**Do this**
Quote all lines below exactly. Images stay out.

........

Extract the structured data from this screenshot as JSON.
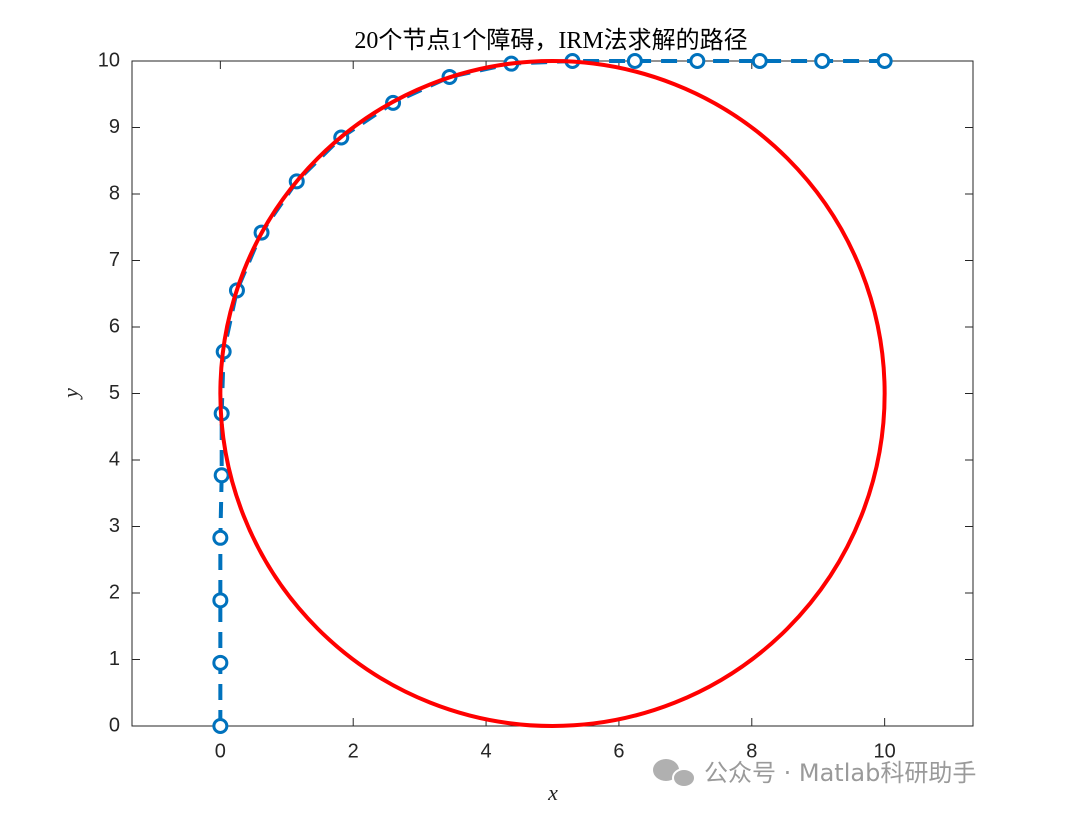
{
  "chart_data": {
    "type": "line",
    "title": "20个节点1个障碍，IRM法求解的路径",
    "xlabel": "x",
    "ylabel": "y",
    "xlim": [
      -1.33,
      11.33
    ],
    "ylim": [
      0,
      10
    ],
    "xticks": [
      0,
      2,
      4,
      6,
      8,
      10
    ],
    "yticks": [
      0,
      1,
      2,
      3,
      4,
      5,
      6,
      7,
      8,
      9,
      10
    ],
    "series": [
      {
        "color": "#0072bd",
        "x": [
          0,
          0,
          0,
          0,
          0.02,
          0.02,
          0.05,
          0.25,
          0.62,
          1.15,
          1.82,
          2.6,
          3.45,
          4.38,
          5.3,
          6.24,
          7.18,
          8.12,
          9.06,
          10
        ],
        "y": [
          0,
          0.95,
          1.89,
          2.83,
          3.77,
          4.7,
          5.63,
          6.55,
          7.42,
          8.19,
          8.85,
          9.37,
          9.76,
          9.96,
          10,
          10,
          10,
          10,
          10,
          10
        ]
      }
    ],
    "circle": {
      "center": [
        5,
        5
      ],
      "radius": 5,
      "color": "#ff0000"
    },
    "watermark": "公众号 · Matlab科研助手"
  }
}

........

**Written response**
Extract the structured data from this screenshot as JSON.
{
  "chart_data": {
    "type": "line",
    "title": "20个节点1个障碍，IRM法求解的路径",
    "xlabel": "x",
    "ylabel": "y",
    "xlim": [
      -1.33,
      11.33
    ],
    "ylim": [
      0,
      10
    ],
    "xticks": [
      0,
      2,
      4,
      6,
      8,
      10
    ],
    "yticks": [
      0,
      1,
      2,
      3,
      4,
      5,
      6,
      7,
      8,
      9,
      10
    ],
    "series": [
      {
        "color": "#0072bd",
        "x": [
          0,
          0,
          0,
          0,
          0.02,
          0.02,
          0.05,
          0.25,
          0.62,
          1.15,
          1.82,
          2.6,
          3.45,
          4.38,
          5.3,
          6.24,
          7.18,
          8.12,
          9.06,
          10
        ],
        "y": [
          0,
          0.95,
          1.89,
          2.83,
          3.77,
          4.7,
          5.63,
          6.55,
          7.42,
          8.19,
          8.85,
          9.37,
          9.76,
          9.96,
          10,
          10,
          10,
          10,
          10,
          10
        ]
      }
    ],
    "circle": {
      "center": [
        5,
        5
      ],
      "radius": 5,
      "color": "#ff0000"
    },
    "watermark": "公众号 · Matlab科研助手"
  }
}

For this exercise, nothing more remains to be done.